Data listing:
>>>>
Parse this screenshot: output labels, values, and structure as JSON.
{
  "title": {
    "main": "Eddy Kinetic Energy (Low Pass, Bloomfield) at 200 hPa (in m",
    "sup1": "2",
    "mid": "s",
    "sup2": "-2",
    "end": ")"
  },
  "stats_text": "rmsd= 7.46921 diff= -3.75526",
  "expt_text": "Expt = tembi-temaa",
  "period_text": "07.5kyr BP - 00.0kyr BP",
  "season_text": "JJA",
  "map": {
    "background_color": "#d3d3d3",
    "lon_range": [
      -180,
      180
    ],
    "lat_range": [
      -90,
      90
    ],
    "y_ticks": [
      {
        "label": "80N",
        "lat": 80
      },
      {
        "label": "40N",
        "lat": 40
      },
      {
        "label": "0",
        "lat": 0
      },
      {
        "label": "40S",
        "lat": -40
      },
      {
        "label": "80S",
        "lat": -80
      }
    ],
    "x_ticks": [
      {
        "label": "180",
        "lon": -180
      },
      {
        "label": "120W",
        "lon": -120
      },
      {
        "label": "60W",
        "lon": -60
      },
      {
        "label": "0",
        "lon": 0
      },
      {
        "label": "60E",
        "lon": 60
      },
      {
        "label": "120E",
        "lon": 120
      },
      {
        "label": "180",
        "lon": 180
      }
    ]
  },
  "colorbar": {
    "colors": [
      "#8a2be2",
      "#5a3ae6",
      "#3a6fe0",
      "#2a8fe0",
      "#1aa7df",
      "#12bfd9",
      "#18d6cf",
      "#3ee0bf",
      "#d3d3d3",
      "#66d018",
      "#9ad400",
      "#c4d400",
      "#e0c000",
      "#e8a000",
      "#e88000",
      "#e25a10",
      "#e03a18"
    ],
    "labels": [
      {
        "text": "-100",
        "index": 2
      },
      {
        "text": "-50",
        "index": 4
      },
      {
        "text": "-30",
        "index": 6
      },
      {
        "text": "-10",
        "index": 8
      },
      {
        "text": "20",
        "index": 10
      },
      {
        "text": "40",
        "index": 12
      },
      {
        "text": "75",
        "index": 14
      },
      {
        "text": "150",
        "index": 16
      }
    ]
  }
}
<<<<
What is expected: Among the entries above, how many lines include the word "labels"? Give the number with no comment.

Right answer: 2